**Provided material**
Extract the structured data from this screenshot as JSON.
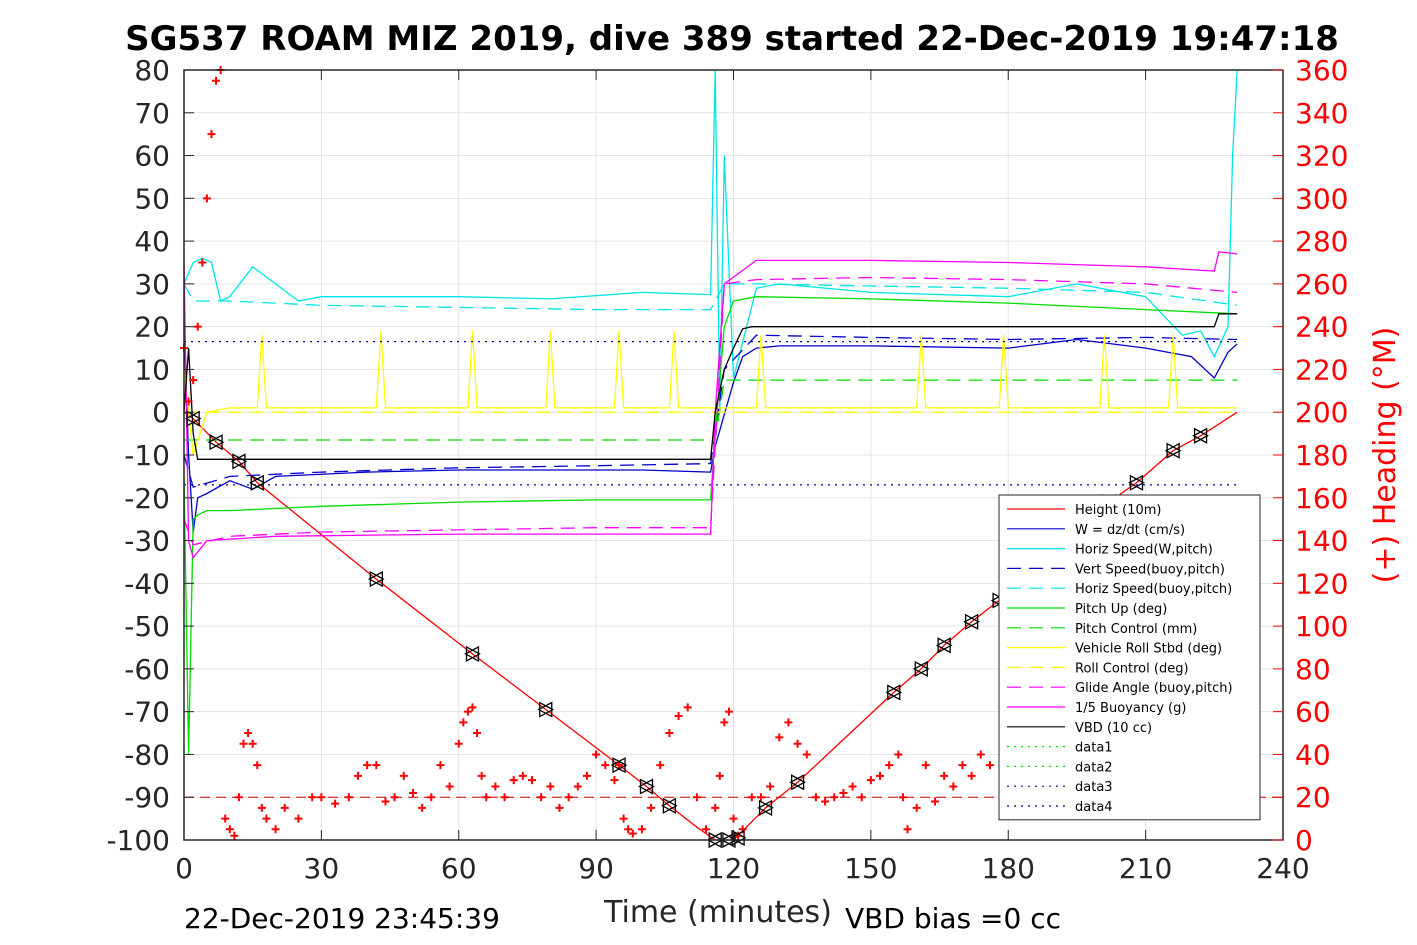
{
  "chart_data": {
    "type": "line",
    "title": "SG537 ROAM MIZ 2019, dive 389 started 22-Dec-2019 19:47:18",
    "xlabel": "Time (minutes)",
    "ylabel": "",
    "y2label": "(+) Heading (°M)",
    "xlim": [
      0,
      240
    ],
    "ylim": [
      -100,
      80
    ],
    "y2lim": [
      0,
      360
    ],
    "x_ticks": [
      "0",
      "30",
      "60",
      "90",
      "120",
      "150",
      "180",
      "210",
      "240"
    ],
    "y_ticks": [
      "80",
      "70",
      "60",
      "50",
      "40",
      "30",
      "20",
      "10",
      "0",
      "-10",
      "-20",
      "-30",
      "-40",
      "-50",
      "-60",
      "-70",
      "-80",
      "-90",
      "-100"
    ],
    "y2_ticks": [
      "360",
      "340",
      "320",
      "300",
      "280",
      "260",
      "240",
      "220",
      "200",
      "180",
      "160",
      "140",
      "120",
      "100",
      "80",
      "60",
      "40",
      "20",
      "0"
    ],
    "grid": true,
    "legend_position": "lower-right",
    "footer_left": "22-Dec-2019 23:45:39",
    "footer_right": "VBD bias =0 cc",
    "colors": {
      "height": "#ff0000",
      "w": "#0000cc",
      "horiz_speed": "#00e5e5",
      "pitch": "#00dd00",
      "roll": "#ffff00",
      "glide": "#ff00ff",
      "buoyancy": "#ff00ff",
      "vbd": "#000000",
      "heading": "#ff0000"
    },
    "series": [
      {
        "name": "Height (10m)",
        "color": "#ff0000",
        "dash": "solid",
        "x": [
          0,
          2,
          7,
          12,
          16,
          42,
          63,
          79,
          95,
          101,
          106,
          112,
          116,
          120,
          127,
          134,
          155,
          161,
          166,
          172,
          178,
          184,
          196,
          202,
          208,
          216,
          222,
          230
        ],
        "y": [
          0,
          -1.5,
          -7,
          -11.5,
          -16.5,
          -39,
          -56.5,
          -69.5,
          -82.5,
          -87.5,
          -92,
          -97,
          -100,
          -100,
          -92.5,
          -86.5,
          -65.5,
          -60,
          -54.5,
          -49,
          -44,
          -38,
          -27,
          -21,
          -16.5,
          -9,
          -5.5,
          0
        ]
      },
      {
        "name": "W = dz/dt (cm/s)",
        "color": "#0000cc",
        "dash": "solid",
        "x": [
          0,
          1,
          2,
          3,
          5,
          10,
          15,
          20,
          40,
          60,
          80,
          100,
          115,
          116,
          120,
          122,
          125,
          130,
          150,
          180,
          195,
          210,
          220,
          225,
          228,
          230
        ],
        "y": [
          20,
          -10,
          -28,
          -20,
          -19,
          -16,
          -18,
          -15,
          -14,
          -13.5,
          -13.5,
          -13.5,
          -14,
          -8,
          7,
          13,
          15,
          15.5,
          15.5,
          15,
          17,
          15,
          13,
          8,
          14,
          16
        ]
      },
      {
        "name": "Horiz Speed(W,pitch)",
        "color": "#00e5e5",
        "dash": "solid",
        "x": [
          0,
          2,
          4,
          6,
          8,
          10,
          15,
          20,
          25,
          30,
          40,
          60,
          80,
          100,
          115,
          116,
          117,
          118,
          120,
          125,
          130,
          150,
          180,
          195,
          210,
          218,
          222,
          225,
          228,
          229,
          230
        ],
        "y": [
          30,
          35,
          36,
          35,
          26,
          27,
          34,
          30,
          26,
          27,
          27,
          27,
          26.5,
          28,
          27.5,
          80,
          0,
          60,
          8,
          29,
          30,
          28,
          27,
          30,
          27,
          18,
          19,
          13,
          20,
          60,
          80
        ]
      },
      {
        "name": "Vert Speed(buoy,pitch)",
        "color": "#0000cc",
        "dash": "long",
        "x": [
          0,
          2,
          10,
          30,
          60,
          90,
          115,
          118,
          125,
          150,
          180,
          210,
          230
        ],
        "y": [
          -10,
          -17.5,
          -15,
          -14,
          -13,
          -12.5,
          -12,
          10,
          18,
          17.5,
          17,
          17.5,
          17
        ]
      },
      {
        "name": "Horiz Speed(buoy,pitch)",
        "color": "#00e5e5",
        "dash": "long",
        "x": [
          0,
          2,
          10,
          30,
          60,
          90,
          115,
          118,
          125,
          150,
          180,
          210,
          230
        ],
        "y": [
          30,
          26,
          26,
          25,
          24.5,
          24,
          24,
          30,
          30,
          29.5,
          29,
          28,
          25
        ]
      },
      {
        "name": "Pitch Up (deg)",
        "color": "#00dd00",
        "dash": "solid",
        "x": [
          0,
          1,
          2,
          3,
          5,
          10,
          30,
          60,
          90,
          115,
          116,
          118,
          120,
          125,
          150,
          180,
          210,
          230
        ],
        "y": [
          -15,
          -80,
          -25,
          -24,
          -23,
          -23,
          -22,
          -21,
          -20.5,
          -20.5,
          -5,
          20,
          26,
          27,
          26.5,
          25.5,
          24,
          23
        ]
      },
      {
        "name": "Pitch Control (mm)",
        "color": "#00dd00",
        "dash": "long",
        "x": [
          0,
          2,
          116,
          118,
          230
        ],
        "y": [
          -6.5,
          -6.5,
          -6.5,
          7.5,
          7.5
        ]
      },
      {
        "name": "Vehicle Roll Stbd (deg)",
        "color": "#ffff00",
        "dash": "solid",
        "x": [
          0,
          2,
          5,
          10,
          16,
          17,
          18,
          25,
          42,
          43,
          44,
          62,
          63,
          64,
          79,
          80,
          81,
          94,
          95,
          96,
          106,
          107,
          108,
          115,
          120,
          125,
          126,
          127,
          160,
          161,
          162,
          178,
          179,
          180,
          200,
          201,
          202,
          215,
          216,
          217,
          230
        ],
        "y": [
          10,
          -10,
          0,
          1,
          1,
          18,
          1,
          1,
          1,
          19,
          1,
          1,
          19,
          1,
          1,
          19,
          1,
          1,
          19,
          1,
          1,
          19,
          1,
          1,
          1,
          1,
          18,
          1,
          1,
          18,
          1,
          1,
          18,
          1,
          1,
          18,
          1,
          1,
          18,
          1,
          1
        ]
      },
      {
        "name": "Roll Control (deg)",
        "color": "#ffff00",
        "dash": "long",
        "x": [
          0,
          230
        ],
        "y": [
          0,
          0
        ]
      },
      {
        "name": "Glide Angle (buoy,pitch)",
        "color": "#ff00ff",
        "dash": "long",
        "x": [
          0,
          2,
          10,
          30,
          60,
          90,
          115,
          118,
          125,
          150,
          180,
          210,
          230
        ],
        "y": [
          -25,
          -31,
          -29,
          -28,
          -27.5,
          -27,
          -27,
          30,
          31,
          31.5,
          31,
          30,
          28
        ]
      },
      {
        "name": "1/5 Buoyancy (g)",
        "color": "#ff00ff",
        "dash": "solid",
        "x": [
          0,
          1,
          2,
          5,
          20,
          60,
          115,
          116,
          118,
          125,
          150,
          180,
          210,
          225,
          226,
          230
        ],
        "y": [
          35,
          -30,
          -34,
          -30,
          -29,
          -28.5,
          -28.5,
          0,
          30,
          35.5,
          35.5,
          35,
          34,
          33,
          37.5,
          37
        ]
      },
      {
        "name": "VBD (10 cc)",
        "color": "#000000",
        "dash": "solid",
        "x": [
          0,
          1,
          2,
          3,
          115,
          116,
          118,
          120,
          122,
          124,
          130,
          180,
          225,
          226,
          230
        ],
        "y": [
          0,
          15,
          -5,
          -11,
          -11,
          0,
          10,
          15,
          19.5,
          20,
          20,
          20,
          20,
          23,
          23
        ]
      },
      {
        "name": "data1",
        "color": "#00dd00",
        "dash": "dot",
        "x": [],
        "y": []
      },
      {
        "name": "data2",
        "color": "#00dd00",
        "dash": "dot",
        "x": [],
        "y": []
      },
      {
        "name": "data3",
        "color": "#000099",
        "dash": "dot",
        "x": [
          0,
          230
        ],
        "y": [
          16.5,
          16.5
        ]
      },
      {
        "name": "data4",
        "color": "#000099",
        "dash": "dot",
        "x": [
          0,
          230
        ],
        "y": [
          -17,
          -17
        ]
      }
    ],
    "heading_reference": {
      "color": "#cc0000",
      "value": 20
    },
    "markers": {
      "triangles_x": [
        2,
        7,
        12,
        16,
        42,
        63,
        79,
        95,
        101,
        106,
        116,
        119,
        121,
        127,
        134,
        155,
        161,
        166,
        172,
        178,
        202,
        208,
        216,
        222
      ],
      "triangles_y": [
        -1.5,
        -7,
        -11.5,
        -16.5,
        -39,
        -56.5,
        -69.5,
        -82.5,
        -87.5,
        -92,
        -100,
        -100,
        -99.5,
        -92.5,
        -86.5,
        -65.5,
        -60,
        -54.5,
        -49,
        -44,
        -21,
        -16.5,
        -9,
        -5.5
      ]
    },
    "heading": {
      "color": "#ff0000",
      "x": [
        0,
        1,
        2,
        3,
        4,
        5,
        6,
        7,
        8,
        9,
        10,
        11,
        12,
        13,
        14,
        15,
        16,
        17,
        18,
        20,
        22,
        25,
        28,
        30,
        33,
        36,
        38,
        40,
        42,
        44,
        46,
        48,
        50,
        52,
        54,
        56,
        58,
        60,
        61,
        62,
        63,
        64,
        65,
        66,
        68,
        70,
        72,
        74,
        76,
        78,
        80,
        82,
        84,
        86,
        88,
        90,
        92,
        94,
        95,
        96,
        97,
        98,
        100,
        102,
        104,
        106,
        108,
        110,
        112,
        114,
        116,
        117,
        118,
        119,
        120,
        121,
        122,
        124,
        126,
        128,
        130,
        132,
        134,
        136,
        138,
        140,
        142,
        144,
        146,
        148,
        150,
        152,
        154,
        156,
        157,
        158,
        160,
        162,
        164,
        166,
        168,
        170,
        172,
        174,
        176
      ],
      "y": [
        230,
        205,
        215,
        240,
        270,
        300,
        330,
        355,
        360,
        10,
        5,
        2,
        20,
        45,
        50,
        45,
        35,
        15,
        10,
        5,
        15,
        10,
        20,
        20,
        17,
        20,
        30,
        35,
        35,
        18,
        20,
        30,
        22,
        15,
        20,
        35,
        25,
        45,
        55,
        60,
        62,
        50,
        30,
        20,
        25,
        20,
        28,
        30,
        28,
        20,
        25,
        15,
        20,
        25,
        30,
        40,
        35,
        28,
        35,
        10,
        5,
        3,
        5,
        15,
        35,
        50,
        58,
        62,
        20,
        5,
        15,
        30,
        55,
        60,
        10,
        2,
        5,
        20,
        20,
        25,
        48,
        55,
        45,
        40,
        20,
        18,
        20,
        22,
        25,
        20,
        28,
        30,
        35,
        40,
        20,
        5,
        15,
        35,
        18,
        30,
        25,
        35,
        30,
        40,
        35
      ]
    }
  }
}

**Problem**
Locate the word "Control" in the entries, and copy every line where it is found.

**Response**
        "name": "Pitch Control (mm)",
        "name": "Roll Control (deg)",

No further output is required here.